For the material that follows, list every line containing the word "المرخ".

==== Listing ====

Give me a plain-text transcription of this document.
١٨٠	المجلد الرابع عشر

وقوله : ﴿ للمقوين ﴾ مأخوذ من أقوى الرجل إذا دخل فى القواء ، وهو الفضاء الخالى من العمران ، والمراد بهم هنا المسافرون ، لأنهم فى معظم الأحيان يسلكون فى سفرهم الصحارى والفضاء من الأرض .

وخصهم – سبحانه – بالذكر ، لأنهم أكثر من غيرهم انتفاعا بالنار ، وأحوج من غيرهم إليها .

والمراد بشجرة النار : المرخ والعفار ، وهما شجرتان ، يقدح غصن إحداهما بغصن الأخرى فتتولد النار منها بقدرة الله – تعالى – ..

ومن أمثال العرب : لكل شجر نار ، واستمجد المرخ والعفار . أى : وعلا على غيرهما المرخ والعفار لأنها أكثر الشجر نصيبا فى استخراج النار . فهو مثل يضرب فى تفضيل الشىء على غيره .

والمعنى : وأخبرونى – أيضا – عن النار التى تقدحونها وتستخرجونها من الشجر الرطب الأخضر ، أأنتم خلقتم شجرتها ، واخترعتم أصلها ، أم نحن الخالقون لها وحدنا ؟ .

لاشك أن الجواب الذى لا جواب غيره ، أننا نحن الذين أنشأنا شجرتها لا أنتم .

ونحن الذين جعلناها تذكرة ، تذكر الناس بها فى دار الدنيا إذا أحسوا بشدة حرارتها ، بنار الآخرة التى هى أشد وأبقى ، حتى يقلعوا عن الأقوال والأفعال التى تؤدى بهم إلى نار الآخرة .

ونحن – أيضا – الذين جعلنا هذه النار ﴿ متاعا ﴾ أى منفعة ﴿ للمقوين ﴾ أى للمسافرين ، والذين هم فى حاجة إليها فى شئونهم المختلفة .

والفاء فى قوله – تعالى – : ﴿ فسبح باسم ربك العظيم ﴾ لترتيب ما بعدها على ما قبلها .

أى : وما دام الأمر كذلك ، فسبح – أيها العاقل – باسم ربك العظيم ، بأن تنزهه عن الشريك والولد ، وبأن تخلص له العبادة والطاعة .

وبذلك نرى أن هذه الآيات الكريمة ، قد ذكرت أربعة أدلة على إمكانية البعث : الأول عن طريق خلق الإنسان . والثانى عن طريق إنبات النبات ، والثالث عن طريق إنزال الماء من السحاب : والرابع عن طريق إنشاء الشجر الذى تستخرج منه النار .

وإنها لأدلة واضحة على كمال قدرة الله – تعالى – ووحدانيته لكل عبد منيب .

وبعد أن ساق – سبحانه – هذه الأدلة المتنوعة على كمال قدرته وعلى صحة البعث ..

====

[Final answer]:
والمراد بشجرة النار : المرخ والعفار ، وهما شجرتان ، يقدح غصن إحداهما بغصن الأخرى فتتولد النار منها بقدرة الله – تعالى – ..
ومن أمثال العرب : لكل شجر نار ، واستمجد المرخ والعفار . أى : وعلا على غيرهما المرخ والعفار لأنها أكثر الشجر نصيبا فى استخراج النار . فهو مثل يضرب فى تفضيل الشىء على غيره .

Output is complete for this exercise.